# START OF ENTRIES SHOWN

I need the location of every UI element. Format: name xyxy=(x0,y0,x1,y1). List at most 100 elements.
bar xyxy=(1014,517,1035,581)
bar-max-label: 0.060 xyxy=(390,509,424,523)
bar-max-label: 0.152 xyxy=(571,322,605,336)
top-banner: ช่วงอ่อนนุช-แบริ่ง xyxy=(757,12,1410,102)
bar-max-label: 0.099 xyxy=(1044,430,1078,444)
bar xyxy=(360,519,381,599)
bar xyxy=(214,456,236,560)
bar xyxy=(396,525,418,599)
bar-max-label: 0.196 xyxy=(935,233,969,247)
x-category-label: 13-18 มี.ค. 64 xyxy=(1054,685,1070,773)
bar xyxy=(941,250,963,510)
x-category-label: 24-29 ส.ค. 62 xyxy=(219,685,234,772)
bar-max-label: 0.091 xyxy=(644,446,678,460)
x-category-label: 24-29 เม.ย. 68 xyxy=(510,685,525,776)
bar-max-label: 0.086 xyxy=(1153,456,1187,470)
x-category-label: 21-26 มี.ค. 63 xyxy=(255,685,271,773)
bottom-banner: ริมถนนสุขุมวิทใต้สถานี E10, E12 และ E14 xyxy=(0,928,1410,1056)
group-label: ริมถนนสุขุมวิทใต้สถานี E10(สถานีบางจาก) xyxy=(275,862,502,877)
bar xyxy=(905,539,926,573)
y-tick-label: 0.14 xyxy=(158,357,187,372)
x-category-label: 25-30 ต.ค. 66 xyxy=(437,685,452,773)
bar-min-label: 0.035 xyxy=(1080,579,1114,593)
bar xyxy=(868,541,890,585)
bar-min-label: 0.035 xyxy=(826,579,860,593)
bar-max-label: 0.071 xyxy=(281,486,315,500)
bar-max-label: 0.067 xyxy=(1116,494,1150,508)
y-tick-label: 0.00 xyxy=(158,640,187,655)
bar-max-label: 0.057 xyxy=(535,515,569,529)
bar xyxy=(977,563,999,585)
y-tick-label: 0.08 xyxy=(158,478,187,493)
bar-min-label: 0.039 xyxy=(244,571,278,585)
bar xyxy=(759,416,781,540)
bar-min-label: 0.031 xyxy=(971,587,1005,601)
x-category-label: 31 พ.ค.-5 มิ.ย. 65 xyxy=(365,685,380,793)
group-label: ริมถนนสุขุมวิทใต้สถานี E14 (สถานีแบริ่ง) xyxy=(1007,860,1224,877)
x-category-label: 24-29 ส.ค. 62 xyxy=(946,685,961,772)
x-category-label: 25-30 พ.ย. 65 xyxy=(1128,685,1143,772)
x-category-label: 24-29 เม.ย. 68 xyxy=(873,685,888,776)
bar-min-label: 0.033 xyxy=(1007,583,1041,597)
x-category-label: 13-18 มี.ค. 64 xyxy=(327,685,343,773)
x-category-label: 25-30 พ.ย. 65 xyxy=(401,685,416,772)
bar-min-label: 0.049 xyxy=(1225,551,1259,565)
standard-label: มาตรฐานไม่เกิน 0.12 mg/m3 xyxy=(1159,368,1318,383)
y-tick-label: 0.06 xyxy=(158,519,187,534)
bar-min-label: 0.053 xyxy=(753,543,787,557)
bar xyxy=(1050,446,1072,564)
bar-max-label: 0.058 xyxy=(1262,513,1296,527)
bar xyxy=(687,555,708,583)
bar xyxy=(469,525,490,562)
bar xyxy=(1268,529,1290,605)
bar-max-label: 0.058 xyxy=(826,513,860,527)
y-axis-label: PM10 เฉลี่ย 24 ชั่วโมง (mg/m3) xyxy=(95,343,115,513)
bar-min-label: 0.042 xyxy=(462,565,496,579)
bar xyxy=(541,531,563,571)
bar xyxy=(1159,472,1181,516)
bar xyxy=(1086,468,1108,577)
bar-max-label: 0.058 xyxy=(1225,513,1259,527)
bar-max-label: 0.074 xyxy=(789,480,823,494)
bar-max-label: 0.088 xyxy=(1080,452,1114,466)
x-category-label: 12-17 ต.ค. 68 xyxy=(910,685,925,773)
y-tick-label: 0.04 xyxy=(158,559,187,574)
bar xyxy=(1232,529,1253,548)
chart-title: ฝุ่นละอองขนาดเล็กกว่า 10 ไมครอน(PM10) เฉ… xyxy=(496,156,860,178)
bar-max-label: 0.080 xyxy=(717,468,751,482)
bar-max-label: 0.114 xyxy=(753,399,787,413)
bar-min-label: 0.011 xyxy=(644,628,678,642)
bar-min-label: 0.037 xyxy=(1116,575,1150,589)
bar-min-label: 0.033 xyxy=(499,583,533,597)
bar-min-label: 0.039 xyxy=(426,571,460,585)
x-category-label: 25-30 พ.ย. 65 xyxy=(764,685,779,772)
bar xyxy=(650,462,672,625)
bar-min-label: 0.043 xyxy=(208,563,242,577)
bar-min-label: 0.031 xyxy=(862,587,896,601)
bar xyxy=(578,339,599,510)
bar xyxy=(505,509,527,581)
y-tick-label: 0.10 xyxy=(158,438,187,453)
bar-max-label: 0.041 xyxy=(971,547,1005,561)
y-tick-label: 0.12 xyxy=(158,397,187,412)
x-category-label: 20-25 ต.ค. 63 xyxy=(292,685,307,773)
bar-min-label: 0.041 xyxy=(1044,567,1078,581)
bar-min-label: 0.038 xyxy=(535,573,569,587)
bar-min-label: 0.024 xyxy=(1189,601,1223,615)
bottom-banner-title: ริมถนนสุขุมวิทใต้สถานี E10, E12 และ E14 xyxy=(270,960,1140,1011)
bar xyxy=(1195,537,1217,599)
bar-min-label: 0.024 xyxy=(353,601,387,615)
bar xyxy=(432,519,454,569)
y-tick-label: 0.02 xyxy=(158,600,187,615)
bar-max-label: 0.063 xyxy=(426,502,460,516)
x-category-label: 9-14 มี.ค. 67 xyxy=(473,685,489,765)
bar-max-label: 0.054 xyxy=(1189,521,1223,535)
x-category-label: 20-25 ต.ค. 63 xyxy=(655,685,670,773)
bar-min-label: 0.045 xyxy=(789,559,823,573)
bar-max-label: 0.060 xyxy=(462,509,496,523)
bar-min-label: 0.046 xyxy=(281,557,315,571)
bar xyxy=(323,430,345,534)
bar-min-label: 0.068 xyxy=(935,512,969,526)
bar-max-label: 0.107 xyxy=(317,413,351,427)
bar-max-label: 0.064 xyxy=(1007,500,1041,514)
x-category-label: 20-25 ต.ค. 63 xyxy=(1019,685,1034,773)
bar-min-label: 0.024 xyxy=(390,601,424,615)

# END OF ENTRIES SHOWN

● INSTRUCTION:
Rewrite the rows above with "x-category-label" renamed to "x-axis-label" throughout, leaving every other part unchanged.

● FULL SOLUTION:
I need the location of every UI element. Format: name xyxy=(x0,y0,x1,y1). List at most 100 elements.
bar xyxy=(1014,517,1035,581)
bar-max-label: 0.060 xyxy=(390,509,424,523)
bar-max-label: 0.152 xyxy=(571,322,605,336)
top-banner: ช่วงอ่อนนุช-แบริ่ง xyxy=(757,12,1410,102)
bar-max-label: 0.099 xyxy=(1044,430,1078,444)
bar xyxy=(360,519,381,599)
bar xyxy=(214,456,236,560)
bar xyxy=(396,525,418,599)
bar-max-label: 0.196 xyxy=(935,233,969,247)
x-axis-label: 13-18 มี.ค. 64 xyxy=(1054,685,1070,773)
bar xyxy=(941,250,963,510)
x-axis-label: 24-29 ส.ค. 62 xyxy=(219,685,234,772)
bar-max-label: 0.091 xyxy=(644,446,678,460)
x-axis-label: 24-29 เม.ย. 68 xyxy=(510,685,525,776)
bar-max-label: 0.086 xyxy=(1153,456,1187,470)
x-axis-label: 21-26 มี.ค. 63 xyxy=(255,685,271,773)
bottom-banner: ริมถนนสุขุมวิทใต้สถานี E10, E12 และ E14 xyxy=(0,928,1410,1056)
group-label: ริมถนนสุขุมวิทใต้สถานี E10(สถานีบางจาก) xyxy=(275,862,502,877)
bar xyxy=(905,539,926,573)
y-tick-label: 0.14 xyxy=(158,357,187,372)
x-axis-label: 25-30 ต.ค. 66 xyxy=(437,685,452,773)
bar-min-label: 0.035 xyxy=(1080,579,1114,593)
bar xyxy=(868,541,890,585)
bar-min-label: 0.035 xyxy=(826,579,860,593)
bar-max-label: 0.071 xyxy=(281,486,315,500)
bar-max-label: 0.067 xyxy=(1116,494,1150,508)
y-tick-label: 0.00 xyxy=(158,640,187,655)
bar-max-label: 0.057 xyxy=(535,515,569,529)
bar xyxy=(977,563,999,585)
y-tick-label: 0.08 xyxy=(158,478,187,493)
bar-min-label: 0.039 xyxy=(244,571,278,585)
bar xyxy=(759,416,781,540)
bar-min-label: 0.031 xyxy=(971,587,1005,601)
x-axis-label: 31 พ.ค.-5 มิ.ย. 65 xyxy=(365,685,380,793)
group-label: ริมถนนสุขุมวิทใต้สถานี E14 (สถานีแบริ่ง) xyxy=(1007,860,1224,877)
x-axis-label: 24-29 ส.ค. 62 xyxy=(946,685,961,772)
x-axis-label: 25-30 พ.ย. 65 xyxy=(1128,685,1143,772)
x-axis-label: 24-29 เม.ย. 68 xyxy=(873,685,888,776)
bar-min-label: 0.033 xyxy=(1007,583,1041,597)
x-axis-label: 13-18 มี.ค. 64 xyxy=(327,685,343,773)
x-axis-label: 25-30 พ.ย. 65 xyxy=(401,685,416,772)
bar-min-label: 0.049 xyxy=(1225,551,1259,565)
standard-label: มาตรฐานไม่เกิน 0.12 mg/m3 xyxy=(1159,368,1318,383)
y-tick-label: 0.06 xyxy=(158,519,187,534)
bar-min-label: 0.053 xyxy=(753,543,787,557)
bar xyxy=(1050,446,1072,564)
bar-max-label: 0.058 xyxy=(1262,513,1296,527)
bar xyxy=(687,555,708,583)
bar xyxy=(469,525,490,562)
bar xyxy=(1268,529,1290,605)
bar-max-label: 0.058 xyxy=(826,513,860,527)
y-axis-label: PM10 เฉลี่ย 24 ชั่วโมง (mg/m3) xyxy=(95,343,115,513)
bar-min-label: 0.042 xyxy=(462,565,496,579)
bar xyxy=(541,531,563,571)
bar xyxy=(1159,472,1181,516)
bar xyxy=(1086,468,1108,577)
bar-max-label: 0.058 xyxy=(1225,513,1259,527)
bar-max-label: 0.074 xyxy=(789,480,823,494)
bar-max-label: 0.088 xyxy=(1080,452,1114,466)
x-axis-label: 12-17 ต.ค. 68 xyxy=(910,685,925,773)
y-tick-label: 0.04 xyxy=(158,559,187,574)
bar xyxy=(1232,529,1253,548)
chart-title: ฝุ่นละอองขนาดเล็กกว่า 10 ไมครอน(PM10) เฉ… xyxy=(496,156,860,178)
bar-max-label: 0.080 xyxy=(717,468,751,482)
bar-max-label: 0.114 xyxy=(753,399,787,413)
bar-min-label: 0.011 xyxy=(644,628,678,642)
bar-min-label: 0.037 xyxy=(1116,575,1150,589)
bar-min-label: 0.033 xyxy=(499,583,533,597)
bar-min-label: 0.039 xyxy=(426,571,460,585)
x-axis-label: 25-30 พ.ย. 65 xyxy=(764,685,779,772)
bar xyxy=(650,462,672,625)
bar-min-label: 0.043 xyxy=(208,563,242,577)
bar-min-label: 0.031 xyxy=(862,587,896,601)
bar xyxy=(578,339,599,510)
bar xyxy=(505,509,527,581)
y-tick-label: 0.10 xyxy=(158,438,187,453)
bar-max-label: 0.041 xyxy=(971,547,1005,561)
y-tick-label: 0.12 xyxy=(158,397,187,412)
x-axis-label: 20-25 ต.ค. 63 xyxy=(292,685,307,773)
bar-min-label: 0.041 xyxy=(1044,567,1078,581)
bar-min-label: 0.038 xyxy=(535,573,569,587)
bar-min-label: 0.024 xyxy=(1189,601,1223,615)
bottom-banner-title: ริมถนนสุขุมวิทใต้สถานี E10, E12 และ E14 xyxy=(270,960,1140,1011)
bar xyxy=(1195,537,1217,599)
bar-min-label: 0.024 xyxy=(353,601,387,615)
bar xyxy=(432,519,454,569)
y-tick-label: 0.02 xyxy=(158,600,187,615)
bar-max-label: 0.063 xyxy=(426,502,460,516)
x-axis-label: 9-14 มี.ค. 67 xyxy=(473,685,489,765)
bar-max-label: 0.054 xyxy=(1189,521,1223,535)
x-axis-label: 20-25 ต.ค. 63 xyxy=(655,685,670,773)
bar-min-label: 0.045 xyxy=(789,559,823,573)
bar-max-label: 0.060 xyxy=(462,509,496,523)
bar-min-label: 0.046 xyxy=(281,557,315,571)
bar xyxy=(323,430,345,534)
bar-min-label: 0.068 xyxy=(935,512,969,526)
bar-max-label: 0.107 xyxy=(317,413,351,427)
bar-max-label: 0.064 xyxy=(1007,500,1041,514)
x-axis-label: 20-25 ต.ค. 63 xyxy=(1019,685,1034,773)
bar-min-label: 0.024 xyxy=(390,601,424,615)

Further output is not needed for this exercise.